_WHAT IS REQUIRED_:
Read the lines that follow and pick out every one containing the word "Elevation".

# RECORDED INFORMATION start

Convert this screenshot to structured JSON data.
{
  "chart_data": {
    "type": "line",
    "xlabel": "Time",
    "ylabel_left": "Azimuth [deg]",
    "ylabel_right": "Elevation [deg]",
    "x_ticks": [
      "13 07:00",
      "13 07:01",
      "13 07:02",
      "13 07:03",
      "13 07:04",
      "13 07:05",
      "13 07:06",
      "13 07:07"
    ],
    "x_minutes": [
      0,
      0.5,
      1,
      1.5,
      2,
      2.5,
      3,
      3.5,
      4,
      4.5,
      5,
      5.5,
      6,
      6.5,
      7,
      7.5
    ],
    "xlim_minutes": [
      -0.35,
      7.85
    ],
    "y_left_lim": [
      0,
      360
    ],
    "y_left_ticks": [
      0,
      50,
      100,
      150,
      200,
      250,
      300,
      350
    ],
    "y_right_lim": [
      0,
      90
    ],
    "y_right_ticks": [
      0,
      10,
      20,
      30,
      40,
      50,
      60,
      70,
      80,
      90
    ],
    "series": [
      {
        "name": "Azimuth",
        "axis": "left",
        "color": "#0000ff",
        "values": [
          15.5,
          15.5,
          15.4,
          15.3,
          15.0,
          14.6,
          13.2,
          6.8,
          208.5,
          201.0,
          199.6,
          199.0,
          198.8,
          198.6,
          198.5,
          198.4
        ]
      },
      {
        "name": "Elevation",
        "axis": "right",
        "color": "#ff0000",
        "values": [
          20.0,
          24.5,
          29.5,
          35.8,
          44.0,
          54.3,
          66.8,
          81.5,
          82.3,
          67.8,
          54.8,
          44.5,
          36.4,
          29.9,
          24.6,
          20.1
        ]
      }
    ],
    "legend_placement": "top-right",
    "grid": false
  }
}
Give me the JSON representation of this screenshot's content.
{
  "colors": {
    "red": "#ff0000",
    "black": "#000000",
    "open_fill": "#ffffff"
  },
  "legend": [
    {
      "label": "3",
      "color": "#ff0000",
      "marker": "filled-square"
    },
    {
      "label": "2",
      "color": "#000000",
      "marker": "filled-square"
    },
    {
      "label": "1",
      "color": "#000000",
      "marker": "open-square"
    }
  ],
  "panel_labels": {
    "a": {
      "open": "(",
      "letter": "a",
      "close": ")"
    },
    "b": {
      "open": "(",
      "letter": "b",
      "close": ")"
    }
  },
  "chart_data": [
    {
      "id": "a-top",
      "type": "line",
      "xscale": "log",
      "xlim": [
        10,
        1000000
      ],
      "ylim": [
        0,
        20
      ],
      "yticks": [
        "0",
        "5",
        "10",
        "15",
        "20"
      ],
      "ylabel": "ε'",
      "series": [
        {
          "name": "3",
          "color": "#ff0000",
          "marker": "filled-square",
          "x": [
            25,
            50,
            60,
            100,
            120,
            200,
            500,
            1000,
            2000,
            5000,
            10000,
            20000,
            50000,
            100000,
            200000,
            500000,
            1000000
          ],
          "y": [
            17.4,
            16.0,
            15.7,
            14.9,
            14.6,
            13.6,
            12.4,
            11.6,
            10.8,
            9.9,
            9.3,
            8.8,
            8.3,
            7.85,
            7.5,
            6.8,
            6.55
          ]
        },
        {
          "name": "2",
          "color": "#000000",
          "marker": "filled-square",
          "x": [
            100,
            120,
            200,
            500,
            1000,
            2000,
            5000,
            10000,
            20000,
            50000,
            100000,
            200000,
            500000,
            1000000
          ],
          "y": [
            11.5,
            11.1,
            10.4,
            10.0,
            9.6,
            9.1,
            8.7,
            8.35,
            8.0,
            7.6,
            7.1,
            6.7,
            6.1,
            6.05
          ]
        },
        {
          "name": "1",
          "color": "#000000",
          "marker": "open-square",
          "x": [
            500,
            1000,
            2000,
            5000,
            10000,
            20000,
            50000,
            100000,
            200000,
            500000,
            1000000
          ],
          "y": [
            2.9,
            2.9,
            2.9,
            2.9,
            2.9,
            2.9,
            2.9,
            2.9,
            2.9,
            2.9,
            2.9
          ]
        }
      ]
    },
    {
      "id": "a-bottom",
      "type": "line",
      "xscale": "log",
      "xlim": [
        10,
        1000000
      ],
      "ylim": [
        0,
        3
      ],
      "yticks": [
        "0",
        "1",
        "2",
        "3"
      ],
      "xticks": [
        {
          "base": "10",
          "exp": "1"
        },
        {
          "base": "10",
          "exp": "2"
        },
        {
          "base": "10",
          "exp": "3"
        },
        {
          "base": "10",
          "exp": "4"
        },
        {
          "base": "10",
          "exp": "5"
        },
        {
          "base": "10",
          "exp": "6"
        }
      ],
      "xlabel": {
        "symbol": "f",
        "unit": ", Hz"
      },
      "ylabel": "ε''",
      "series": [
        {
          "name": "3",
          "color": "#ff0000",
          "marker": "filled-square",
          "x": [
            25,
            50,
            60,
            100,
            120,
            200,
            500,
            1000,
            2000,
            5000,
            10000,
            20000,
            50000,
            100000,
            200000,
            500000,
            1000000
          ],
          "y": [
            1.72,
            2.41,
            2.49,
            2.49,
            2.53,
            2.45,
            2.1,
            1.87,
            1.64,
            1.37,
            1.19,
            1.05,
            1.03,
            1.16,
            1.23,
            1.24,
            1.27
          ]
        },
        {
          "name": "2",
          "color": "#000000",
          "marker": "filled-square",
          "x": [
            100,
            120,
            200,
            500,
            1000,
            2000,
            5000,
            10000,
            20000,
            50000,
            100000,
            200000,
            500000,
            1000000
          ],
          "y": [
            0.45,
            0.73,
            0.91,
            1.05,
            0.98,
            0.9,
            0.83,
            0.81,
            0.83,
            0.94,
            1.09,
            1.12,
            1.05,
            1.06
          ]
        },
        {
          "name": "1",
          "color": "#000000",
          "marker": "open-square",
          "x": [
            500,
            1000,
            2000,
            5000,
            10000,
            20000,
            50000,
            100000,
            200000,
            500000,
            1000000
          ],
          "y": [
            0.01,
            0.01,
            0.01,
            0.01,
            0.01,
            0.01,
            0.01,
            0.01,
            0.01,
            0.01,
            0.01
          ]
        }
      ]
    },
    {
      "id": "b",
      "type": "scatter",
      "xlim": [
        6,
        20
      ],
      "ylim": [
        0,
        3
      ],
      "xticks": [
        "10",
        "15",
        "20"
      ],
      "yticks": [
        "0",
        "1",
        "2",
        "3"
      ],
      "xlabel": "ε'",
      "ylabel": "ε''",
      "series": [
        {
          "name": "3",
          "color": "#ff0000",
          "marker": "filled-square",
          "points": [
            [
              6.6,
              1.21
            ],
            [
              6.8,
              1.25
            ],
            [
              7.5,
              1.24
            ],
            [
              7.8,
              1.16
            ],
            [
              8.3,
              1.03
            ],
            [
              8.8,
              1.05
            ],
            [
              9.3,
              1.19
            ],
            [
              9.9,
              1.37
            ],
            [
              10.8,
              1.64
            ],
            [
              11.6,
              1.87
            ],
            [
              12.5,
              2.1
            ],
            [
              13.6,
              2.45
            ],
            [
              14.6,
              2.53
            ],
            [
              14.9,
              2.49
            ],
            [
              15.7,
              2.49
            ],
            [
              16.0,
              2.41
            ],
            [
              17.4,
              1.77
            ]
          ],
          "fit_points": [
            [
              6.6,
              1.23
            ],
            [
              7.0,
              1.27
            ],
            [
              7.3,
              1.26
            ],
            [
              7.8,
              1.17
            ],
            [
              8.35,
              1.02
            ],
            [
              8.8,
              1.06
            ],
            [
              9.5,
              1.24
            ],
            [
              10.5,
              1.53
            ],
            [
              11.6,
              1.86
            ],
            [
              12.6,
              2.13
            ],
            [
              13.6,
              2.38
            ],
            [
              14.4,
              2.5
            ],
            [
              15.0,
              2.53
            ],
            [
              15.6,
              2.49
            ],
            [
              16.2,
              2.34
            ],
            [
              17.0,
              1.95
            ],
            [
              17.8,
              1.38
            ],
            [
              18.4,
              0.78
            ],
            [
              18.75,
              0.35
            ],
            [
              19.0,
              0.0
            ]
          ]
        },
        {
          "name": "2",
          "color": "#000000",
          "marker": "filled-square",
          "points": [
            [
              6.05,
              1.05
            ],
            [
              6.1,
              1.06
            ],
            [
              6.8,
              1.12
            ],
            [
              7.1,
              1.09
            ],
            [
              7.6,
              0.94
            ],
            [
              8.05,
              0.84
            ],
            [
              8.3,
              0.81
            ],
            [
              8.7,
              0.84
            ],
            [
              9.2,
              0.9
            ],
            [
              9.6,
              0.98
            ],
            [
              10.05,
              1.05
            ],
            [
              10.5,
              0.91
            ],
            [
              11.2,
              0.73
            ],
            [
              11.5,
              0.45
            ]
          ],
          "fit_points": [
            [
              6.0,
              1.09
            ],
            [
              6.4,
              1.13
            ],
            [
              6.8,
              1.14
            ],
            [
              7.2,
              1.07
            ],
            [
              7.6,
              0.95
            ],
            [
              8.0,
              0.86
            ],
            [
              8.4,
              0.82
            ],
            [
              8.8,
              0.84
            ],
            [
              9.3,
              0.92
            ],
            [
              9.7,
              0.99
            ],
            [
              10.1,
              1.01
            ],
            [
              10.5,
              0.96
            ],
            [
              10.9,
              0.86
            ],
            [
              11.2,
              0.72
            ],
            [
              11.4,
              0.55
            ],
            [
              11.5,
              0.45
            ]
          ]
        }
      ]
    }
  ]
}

# RECORDED INFORMATION end

_ANSWER FOR THE TASK_:
    "ylabel_right": "Elevation [deg]",
        "name": "Elevation",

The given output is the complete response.